● **Sayfa**:
İyilik, hayırda genişlik, güzel davranış.
Birr, müslümanların gerek kendi aralarında gerekse İslâm
devletinin gayr-i müslim vatandaşlarına karşı güzellik
ve adaletle davranmaları anlamında
kullanıldığı gibi, Müslüman'ın Allah'a
karşı olan görevlerini ifa ederken işlediği sâlih
amellerin bütünü anlamına da gelmektedir. Birr takvanın
kendisidir. Allah'ın emrine uyup, ilâhî mürakâbeyi yakînen
kavramaktır. Tasavvuru, şuuru, ameli ve Allah'a yönelişi
birleştirmek demektir. Ferdin ve toplumun vicdanına hükmeden
tasavvur ile ferdin ve toplumun hayatını düzenleyen amel,
Allah'ın istediği ölçüler dahilinde birleşirse
işte o zaman birr gerçekleşir. Çünkü Kur'an genel olarak
toplum hayatında hakkaniyet ve sevgiyi özellikle vurgulamaktadır.
Yani başkalarına karşı hakkı gözetmek ve sevgi
göstermek, Kur'an'ın insanlar için emridir. İşte bu,
birr ile açıklanabilen geniş, bol ve sürekli olan bir hayırdır.

Bir veri kümesinde yer alan kayıtlar
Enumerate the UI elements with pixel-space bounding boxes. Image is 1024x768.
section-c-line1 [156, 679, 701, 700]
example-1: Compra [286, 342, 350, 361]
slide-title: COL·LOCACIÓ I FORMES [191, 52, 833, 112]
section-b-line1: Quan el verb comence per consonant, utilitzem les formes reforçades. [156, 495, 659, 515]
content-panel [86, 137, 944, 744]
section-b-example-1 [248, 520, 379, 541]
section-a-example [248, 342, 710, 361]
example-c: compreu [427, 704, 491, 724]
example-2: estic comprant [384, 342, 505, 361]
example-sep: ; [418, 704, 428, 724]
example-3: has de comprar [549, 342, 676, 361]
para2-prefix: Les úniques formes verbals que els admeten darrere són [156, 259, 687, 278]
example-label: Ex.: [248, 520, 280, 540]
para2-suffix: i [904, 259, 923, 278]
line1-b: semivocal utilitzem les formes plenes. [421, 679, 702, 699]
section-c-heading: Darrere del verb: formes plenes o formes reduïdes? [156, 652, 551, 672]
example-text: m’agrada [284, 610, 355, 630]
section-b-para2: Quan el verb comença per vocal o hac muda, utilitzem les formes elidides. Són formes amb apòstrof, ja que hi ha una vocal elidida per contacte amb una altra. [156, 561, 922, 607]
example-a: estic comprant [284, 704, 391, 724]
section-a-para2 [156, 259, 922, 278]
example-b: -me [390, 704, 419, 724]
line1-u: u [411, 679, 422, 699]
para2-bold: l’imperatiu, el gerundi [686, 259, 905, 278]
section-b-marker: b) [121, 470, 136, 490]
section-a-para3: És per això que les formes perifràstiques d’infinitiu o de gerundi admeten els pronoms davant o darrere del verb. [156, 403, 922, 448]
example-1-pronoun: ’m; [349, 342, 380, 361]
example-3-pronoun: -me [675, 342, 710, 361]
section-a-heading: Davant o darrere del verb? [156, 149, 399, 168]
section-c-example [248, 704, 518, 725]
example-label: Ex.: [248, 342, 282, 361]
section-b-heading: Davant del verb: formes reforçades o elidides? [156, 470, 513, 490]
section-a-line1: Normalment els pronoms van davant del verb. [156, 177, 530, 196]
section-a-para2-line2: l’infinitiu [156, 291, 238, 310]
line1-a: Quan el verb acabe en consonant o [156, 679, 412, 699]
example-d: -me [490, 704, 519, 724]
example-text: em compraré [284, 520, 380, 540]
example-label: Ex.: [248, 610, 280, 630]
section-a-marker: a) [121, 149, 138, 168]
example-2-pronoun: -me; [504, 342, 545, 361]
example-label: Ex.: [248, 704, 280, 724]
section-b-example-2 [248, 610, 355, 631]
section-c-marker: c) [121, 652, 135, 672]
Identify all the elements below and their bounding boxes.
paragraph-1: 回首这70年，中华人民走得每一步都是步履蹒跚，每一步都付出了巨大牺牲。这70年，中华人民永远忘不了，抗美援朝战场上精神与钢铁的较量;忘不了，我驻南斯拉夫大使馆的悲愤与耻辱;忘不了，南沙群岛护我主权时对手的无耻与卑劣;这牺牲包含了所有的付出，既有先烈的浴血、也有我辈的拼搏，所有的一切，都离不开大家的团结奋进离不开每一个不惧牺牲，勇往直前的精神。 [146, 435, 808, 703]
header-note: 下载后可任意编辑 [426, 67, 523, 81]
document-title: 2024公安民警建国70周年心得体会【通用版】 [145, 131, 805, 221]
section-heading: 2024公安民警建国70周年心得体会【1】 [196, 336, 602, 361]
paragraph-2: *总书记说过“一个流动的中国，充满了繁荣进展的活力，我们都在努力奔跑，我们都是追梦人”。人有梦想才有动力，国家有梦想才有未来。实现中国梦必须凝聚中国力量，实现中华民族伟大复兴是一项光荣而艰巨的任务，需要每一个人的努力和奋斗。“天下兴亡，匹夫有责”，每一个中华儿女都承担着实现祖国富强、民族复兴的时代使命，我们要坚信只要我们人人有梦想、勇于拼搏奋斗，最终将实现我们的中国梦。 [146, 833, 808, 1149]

● **Görev A**:
Birr konulu metinde "Yani başkalarına karşı" sözlerinden "olan bir hayırdır." sözlerine kadar uzanan bölümü hiç değiştirmeden yazın.
● **Görev B**:
Birr konulu metne göre birrin birleştirdiği şeylerin hepsini sıralayın.

● **Doğru çıktı A**:
Yani başkalarına karşı hakkı gözetmek ve sevgi
göstermek, Kur'an'ın insanlar için emridir. İşte bu,
birr ile açıklanabilen geniş, bol ve sürekli olan bir hayırdır.

● **Doğru çıktı B**:
Tasavvur, şuur, amel ve Allah'a yöneliş.